- **Records for the task**:
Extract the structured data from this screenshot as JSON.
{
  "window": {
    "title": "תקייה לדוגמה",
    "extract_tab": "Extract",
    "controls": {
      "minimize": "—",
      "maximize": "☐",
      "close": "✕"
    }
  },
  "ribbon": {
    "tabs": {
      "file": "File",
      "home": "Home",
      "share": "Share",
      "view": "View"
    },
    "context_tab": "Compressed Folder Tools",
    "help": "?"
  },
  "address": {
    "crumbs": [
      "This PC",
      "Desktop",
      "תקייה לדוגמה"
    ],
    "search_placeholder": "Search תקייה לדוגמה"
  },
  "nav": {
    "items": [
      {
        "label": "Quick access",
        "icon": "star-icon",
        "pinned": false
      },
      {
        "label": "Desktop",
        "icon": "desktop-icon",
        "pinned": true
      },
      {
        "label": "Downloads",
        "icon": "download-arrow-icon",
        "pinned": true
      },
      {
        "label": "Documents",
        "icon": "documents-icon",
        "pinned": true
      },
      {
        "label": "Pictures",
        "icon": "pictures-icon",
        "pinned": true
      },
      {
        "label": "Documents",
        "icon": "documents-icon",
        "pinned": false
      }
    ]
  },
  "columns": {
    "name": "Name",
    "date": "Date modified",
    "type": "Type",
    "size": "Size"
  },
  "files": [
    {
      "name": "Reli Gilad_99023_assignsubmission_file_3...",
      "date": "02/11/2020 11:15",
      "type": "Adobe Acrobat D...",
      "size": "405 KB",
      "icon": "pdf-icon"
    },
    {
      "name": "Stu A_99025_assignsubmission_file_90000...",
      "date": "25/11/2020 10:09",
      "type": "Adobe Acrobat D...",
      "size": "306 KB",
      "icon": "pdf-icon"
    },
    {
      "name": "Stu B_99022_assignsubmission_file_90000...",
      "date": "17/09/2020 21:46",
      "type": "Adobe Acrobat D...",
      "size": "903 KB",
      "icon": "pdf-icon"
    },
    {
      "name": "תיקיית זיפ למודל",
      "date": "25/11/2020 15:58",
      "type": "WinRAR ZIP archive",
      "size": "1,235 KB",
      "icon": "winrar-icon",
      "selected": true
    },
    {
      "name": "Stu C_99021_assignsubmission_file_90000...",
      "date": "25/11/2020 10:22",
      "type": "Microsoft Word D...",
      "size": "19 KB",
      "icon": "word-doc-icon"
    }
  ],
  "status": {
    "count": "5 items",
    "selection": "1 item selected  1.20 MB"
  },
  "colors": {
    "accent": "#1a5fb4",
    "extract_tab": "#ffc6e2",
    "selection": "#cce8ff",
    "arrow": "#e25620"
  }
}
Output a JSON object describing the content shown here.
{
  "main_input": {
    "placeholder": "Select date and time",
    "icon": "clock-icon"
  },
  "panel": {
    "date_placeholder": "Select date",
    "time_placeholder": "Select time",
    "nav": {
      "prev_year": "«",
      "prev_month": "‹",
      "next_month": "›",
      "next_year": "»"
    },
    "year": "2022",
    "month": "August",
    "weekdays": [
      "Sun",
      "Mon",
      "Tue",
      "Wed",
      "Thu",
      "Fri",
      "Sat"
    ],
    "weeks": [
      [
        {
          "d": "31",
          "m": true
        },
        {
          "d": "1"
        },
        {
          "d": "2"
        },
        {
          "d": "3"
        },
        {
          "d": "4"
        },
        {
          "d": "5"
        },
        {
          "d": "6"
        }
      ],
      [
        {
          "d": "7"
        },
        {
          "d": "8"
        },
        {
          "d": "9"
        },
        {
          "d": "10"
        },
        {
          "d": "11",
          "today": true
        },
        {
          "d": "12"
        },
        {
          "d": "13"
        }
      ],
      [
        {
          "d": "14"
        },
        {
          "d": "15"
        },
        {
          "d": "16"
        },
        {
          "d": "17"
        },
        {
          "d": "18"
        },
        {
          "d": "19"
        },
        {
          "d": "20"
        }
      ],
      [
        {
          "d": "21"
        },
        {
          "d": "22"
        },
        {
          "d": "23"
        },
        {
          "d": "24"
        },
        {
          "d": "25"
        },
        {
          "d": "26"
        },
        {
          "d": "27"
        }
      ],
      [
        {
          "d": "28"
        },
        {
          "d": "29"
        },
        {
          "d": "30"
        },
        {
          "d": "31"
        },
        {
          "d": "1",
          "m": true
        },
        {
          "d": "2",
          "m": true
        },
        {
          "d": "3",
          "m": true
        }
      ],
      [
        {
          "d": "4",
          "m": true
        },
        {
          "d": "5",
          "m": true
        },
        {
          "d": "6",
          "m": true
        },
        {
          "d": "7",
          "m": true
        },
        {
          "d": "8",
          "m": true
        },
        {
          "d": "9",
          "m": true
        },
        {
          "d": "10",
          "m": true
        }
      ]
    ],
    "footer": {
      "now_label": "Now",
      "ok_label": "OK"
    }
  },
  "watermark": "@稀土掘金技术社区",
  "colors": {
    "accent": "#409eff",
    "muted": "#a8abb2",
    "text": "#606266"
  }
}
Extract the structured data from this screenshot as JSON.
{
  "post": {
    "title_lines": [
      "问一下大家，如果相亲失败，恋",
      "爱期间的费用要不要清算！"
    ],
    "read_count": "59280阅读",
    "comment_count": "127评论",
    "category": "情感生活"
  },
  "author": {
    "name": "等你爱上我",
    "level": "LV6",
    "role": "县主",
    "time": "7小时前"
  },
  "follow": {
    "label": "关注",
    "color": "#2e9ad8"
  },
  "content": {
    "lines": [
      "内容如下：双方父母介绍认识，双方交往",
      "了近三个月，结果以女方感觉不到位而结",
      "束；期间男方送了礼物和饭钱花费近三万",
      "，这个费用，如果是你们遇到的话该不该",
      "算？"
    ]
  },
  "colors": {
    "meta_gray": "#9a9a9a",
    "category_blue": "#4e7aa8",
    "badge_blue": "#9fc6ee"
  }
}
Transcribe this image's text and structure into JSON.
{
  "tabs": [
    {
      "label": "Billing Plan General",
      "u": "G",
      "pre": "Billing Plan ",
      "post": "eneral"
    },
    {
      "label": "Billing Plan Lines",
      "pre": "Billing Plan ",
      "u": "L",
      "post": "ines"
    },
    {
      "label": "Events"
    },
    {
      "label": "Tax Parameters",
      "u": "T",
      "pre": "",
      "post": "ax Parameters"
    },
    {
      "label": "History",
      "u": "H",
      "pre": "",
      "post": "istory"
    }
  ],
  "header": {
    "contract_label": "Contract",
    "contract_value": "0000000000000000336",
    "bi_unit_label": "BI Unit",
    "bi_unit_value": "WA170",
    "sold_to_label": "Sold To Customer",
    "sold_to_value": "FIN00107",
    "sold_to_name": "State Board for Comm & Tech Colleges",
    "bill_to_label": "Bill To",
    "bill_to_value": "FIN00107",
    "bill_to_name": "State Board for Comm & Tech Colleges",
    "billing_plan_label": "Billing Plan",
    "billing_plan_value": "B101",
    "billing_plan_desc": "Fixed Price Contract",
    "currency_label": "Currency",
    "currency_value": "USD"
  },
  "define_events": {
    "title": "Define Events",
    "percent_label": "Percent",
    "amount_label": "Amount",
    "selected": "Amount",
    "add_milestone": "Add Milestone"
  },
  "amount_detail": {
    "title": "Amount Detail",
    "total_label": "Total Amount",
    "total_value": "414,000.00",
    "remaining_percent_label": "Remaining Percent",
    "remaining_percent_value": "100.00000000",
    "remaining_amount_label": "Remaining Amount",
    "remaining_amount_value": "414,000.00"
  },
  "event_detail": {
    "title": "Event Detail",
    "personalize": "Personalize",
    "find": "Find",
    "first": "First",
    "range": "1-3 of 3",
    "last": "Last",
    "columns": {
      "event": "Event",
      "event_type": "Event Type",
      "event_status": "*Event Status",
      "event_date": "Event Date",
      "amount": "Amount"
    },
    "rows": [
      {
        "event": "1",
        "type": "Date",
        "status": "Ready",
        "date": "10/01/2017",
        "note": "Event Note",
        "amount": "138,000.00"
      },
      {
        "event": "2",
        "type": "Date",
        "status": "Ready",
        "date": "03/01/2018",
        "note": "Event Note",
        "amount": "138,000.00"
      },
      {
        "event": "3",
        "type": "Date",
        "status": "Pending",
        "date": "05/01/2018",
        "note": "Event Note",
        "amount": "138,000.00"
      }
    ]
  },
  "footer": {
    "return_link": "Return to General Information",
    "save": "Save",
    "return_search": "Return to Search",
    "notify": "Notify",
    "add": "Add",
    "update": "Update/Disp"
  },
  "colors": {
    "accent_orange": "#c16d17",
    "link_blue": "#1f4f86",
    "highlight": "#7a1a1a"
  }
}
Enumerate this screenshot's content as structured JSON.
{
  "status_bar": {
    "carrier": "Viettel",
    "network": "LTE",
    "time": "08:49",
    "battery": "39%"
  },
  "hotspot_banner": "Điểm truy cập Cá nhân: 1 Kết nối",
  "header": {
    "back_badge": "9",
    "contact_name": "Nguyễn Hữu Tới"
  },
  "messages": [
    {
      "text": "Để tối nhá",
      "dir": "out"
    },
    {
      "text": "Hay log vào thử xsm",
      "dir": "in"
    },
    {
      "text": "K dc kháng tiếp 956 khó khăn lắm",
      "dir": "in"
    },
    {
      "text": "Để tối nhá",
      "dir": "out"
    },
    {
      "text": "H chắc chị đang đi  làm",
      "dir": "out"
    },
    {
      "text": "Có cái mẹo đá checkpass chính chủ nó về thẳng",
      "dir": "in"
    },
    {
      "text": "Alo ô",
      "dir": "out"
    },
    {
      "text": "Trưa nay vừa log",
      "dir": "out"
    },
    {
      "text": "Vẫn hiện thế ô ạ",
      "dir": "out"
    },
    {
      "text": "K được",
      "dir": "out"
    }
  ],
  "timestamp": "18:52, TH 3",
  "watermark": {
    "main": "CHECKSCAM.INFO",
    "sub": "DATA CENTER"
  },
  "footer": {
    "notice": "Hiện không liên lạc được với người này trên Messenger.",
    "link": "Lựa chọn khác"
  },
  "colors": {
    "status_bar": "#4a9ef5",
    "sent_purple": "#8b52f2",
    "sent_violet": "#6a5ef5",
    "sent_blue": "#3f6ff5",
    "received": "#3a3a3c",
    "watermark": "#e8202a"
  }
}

- **What you need to do**: Each line above that holds the string "Return" should be copied and shown.

- **The solution**:
    "return_link": "Return to General Information",
    "return_search": "Return to Search",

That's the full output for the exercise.